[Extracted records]
╭──

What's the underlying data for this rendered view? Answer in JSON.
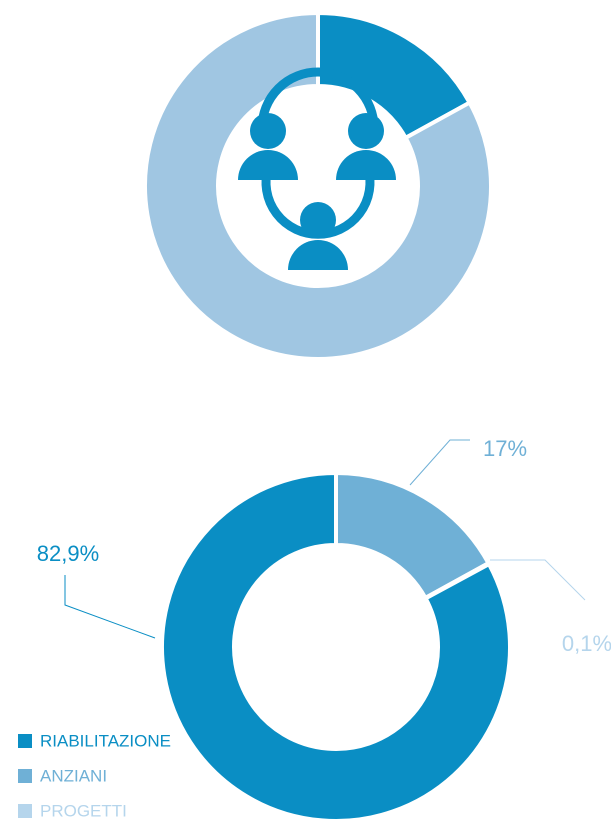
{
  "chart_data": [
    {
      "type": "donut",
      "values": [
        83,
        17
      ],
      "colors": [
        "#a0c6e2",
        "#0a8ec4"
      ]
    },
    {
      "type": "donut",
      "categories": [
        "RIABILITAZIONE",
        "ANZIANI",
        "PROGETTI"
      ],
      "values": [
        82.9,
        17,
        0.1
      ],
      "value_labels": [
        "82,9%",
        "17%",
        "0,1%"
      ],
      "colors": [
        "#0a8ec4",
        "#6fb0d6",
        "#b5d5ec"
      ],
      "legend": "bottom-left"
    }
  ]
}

╰──

TASK BRIEF: Each record should be quoted exactly, with the images omitted.

ANSWER TO THE PROBLEM:
What's the underlying data for this rendered view? Answer in JSON.
{
  "chart_data": [
    {
      "type": "donut",
      "values": [
        83,
        17
      ],
      "colors": [
        "#a0c6e2",
        "#0a8ec4"
      ]
    },
    {
      "type": "donut",
      "categories": [
        "RIABILITAZIONE",
        "ANZIANI",
        "PROGETTI"
      ],
      "values": [
        82.9,
        17,
        0.1
      ],
      "value_labels": [
        "82,9%",
        "17%",
        "0,1%"
      ],
      "colors": [
        "#0a8ec4",
        "#6fb0d6",
        "#b5d5ec"
      ],
      "legend": "bottom-left"
    }
  ]
}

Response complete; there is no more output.